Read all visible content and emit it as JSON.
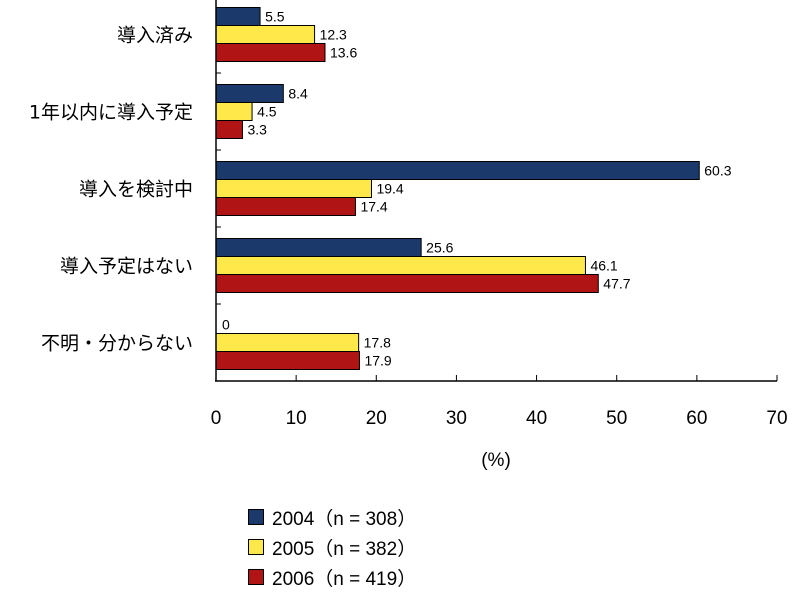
{
  "chart_data": {
    "type": "bar",
    "orientation": "horizontal",
    "categories": [
      "導入済み",
      "1年以内に導入予定",
      "導入を検討中",
      "導入予定はない",
      "不明・分からない"
    ],
    "series": [
      {
        "name": "2004（n = 308）",
        "color": "#1b3a6b",
        "values": [
          5.5,
          8.4,
          60.3,
          25.6,
          0
        ]
      },
      {
        "name": "2005（n = 382）",
        "color": "#ffe94a",
        "values": [
          12.3,
          4.5,
          19.4,
          46.1,
          17.8
        ]
      },
      {
        "name": "2006（n = 419）",
        "color": "#b01414",
        "values": [
          13.6,
          3.3,
          17.4,
          47.7,
          17.9
        ]
      }
    ],
    "value_labels": [
      [
        "5.5",
        "8.4",
        "60.3",
        "25.6",
        "0"
      ],
      [
        "12.3",
        "4.5",
        "19.4",
        "46.1",
        "17.8"
      ],
      [
        "13.6",
        "3.3",
        "17.4",
        "47.7",
        "17.9"
      ]
    ],
    "xlim": [
      0,
      70
    ],
    "xticks": [
      "0",
      "10",
      "20",
      "30",
      "40",
      "50",
      "60",
      "70"
    ],
    "xlabel": "(%)",
    "title": "",
    "legend_position": "bottom",
    "grid": false
  }
}
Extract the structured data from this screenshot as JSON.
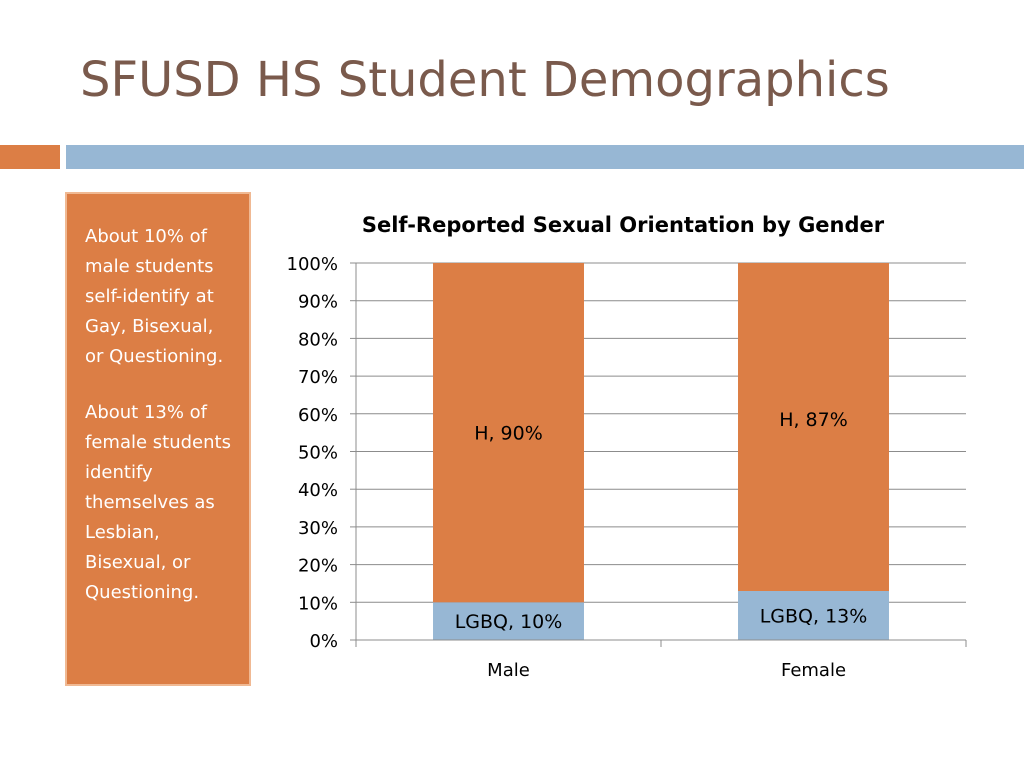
{
  "slide": {
    "title": "SFUSD HS Student Demographics",
    "accent_orange": "#dc7e45",
    "accent_blue": "#97b7d4"
  },
  "callout": {
    "paragraphs": [
      "About 10% of male students self-identify at Gay, Bisexual, or Questioning.",
      "About 13% of female students identify themselves as Lesbian, Bisexual, or Questioning."
    ]
  },
  "chart_data": {
    "type": "bar",
    "stacked": true,
    "title": "Self-Reported Sexual Orientation by Gender",
    "categories": [
      "Male",
      "Female"
    ],
    "series": [
      {
        "color": "#97b7d4",
        "values": [
          10,
          13
        ],
        "labels": [
          "LGBQ, 10%",
          "LGBQ, 13%"
        ]
      },
      {
        "color": "#dc7e45",
        "values": [
          90,
          87
        ],
        "labels": [
          "H, 90%",
          "H, 87%"
        ]
      }
    ],
    "ylim": [
      0,
      100
    ],
    "yticks": [
      "0%",
      "10%",
      "20%",
      "30%",
      "40%",
      "50%",
      "60%",
      "70%",
      "80%",
      "90%",
      "100%"
    ],
    "grid": true,
    "legend": "none"
  }
}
══════════════════════════════
Aim
Print out every entry above without changing a word, and leave out the pictures.

Answer below
Read all visible content and emit it as JSON.
{
  "chart_data": {
    "type": "bar",
    "orientation": "horizontal",
    "categories": [
      "導入済み",
      "1年以内に導入予定",
      "導入を検討中",
      "導入予定はない",
      "不明・分からない"
    ],
    "series": [
      {
        "name": "2004（n = 308）",
        "color": "#1b3a6b",
        "values": [
          5.5,
          8.4,
          60.3,
          25.6,
          0
        ]
      },
      {
        "name": "2005（n = 382）",
        "color": "#ffe94a",
        "values": [
          12.3,
          4.5,
          19.4,
          46.1,
          17.8
        ]
      },
      {
        "name": "2006（n = 419）",
        "color": "#b01414",
        "values": [
          13.6,
          3.3,
          17.4,
          47.7,
          17.9
        ]
      }
    ],
    "value_labels": [
      [
        "5.5",
        "8.4",
        "60.3",
        "25.6",
        "0"
      ],
      [
        "12.3",
        "4.5",
        "19.4",
        "46.1",
        "17.8"
      ],
      [
        "13.6",
        "3.3",
        "17.4",
        "47.7",
        "17.9"
      ]
    ],
    "xlim": [
      0,
      70
    ],
    "xticks": [
      "0",
      "10",
      "20",
      "30",
      "40",
      "50",
      "60",
      "70"
    ],
    "xlabel": "(%)",
    "title": "",
    "legend_position": "bottom",
    "grid": false
  }
}
Extract the structured data from this screenshot as JSON.
{
  "slide": {
    "title": "SFUSD HS Student Demographics",
    "accent_orange": "#dc7e45",
    "accent_blue": "#97b7d4"
  },
  "callout": {
    "paragraphs": [
      "About 10% of male students self-identify at Gay, Bisexual, or Questioning.",
      "About 13% of female students identify themselves as Lesbian, Bisexual, or Questioning."
    ]
  },
  "chart_data": {
    "type": "bar",
    "stacked": true,
    "title": "Self-Reported Sexual Orientation by Gender",
    "categories": [
      "Male",
      "Female"
    ],
    "series": [
      {
        "color": "#97b7d4",
        "values": [
          10,
          13
        ],
        "labels": [
          "LGBQ, 10%",
          "LGBQ, 13%"
        ]
      },
      {
        "color": "#dc7e45",
        "values": [
          90,
          87
        ],
        "labels": [
          "H, 90%",
          "H, 87%"
        ]
      }
    ],
    "ylim": [
      0,
      100
    ],
    "yticks": [
      "0%",
      "10%",
      "20%",
      "30%",
      "40%",
      "50%",
      "60%",
      "70%",
      "80%",
      "90%",
      "100%"
    ],
    "grid": true,
    "legend": "none"
  }
}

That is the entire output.